** WHAT IS NEEDED **
In the entries below, how many lines hold the string "type"? Give only the number.

** RECORDS TO PROCESS **

• • • • •

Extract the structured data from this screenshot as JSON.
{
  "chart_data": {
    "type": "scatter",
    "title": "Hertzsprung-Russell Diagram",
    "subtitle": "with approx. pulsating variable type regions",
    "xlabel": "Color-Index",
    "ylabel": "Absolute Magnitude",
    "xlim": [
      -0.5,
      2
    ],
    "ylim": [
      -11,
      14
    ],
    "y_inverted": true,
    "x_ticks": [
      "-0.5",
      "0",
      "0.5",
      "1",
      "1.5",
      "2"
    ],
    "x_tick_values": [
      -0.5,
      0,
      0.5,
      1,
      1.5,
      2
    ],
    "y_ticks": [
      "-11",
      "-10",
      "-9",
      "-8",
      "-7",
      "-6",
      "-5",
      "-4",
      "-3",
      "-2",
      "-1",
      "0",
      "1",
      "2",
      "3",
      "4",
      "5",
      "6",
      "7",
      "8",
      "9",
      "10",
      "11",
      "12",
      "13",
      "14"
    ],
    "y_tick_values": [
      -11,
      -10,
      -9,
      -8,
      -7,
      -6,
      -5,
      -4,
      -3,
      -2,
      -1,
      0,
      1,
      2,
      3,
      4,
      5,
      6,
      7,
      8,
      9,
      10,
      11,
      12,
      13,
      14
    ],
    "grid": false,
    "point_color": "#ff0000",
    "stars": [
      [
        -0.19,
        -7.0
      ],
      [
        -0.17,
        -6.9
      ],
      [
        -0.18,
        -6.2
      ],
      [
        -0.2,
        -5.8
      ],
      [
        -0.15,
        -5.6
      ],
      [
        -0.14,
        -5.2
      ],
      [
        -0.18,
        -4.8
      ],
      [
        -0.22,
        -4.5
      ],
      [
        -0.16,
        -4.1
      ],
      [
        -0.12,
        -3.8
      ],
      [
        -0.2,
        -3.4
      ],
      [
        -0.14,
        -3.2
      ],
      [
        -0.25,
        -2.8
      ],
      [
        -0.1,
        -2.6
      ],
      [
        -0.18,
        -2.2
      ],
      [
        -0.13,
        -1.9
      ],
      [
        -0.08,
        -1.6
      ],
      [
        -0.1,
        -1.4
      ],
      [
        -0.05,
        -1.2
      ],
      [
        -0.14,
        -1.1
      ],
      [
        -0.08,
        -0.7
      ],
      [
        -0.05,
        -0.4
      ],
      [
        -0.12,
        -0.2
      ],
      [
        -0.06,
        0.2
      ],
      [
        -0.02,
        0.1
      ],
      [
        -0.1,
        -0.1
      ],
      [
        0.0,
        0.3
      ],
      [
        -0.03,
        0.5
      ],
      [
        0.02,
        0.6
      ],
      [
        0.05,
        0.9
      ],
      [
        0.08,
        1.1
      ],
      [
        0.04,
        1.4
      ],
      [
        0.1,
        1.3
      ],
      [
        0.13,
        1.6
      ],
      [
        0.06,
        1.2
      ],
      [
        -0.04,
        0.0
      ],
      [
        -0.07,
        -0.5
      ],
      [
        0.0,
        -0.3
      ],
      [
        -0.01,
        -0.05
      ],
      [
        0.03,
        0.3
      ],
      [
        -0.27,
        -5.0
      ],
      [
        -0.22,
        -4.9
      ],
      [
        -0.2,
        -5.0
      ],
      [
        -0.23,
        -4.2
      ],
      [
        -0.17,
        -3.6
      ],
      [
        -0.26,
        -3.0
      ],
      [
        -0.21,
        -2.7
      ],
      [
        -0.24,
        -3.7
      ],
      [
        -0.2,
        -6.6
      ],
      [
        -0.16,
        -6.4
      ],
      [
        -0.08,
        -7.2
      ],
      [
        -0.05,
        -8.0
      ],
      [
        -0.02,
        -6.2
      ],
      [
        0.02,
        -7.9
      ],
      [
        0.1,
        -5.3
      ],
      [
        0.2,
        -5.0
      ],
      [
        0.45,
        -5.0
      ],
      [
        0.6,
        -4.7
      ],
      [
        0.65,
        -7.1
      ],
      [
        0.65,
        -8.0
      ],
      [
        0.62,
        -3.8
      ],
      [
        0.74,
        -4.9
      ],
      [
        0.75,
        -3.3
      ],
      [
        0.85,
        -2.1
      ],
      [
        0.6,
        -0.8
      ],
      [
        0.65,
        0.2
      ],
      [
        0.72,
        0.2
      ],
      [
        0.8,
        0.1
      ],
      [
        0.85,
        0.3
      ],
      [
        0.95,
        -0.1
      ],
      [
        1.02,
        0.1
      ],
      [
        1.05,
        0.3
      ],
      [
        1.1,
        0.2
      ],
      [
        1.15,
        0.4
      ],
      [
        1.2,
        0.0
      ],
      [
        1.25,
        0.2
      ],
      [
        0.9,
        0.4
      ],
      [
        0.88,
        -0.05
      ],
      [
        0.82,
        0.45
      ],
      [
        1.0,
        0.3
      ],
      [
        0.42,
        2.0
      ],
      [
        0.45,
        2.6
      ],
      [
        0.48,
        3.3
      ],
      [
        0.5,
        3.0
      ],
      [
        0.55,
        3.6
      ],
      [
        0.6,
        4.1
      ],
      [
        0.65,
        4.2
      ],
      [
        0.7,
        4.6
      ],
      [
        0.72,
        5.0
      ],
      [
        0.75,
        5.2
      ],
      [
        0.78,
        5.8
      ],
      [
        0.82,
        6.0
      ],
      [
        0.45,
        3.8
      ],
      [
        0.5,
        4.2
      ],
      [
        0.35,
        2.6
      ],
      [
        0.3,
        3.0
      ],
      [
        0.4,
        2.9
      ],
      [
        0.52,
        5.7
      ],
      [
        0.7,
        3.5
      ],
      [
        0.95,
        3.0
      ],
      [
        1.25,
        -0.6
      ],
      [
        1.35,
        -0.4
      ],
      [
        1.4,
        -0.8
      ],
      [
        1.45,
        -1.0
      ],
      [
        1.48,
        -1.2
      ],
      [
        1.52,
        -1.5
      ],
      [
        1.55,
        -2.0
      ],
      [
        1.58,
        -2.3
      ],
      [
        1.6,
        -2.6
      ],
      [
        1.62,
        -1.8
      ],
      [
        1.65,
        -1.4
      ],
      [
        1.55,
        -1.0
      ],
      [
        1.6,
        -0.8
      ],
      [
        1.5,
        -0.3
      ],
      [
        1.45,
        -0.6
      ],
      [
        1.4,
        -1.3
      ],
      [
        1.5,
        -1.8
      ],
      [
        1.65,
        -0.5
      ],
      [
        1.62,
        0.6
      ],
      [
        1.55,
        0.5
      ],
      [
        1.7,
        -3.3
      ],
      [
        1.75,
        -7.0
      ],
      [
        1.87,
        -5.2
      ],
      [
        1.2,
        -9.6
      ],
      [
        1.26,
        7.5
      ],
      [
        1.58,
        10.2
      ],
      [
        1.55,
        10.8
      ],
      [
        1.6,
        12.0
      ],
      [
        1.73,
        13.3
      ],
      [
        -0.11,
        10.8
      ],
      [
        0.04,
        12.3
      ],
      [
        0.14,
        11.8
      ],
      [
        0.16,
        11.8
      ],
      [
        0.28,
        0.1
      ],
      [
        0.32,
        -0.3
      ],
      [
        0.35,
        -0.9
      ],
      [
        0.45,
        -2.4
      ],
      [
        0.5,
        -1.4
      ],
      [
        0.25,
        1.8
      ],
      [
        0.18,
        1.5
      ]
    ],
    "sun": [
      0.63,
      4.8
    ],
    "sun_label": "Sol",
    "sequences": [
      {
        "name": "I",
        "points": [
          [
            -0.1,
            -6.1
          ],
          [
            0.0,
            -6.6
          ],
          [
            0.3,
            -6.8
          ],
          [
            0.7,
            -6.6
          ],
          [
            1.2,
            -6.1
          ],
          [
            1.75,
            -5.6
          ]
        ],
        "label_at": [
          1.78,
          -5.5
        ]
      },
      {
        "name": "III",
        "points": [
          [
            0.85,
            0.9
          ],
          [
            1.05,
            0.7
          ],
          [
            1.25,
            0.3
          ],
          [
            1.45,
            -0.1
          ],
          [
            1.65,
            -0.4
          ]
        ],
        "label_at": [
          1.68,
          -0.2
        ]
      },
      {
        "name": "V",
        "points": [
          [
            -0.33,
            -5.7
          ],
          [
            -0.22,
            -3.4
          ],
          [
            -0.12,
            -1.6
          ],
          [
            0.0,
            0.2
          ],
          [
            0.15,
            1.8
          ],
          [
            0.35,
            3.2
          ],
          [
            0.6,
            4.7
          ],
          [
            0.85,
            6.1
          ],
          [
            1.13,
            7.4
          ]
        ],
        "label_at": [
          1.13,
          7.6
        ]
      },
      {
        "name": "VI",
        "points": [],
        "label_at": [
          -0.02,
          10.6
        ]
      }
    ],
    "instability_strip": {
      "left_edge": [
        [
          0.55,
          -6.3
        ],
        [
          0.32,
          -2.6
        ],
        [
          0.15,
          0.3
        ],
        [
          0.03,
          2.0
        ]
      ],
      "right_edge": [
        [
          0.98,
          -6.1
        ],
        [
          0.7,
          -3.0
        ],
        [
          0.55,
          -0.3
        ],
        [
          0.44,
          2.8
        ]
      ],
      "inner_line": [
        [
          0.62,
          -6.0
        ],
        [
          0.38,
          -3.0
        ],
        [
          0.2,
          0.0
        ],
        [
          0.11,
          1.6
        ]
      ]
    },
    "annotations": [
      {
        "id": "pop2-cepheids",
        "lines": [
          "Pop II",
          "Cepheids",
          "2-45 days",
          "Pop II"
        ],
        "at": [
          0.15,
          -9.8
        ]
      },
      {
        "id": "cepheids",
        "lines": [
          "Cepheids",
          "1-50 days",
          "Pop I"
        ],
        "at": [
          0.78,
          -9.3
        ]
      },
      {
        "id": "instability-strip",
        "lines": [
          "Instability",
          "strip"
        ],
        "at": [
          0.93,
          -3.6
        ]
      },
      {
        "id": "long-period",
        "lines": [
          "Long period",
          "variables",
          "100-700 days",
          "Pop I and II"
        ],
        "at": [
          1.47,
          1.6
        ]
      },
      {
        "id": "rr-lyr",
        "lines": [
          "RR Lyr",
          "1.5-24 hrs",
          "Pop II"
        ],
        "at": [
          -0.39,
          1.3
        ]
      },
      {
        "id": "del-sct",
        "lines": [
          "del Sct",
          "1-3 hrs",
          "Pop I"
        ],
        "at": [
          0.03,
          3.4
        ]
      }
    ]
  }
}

• • • • •

** CORRECT OUTPUT **
2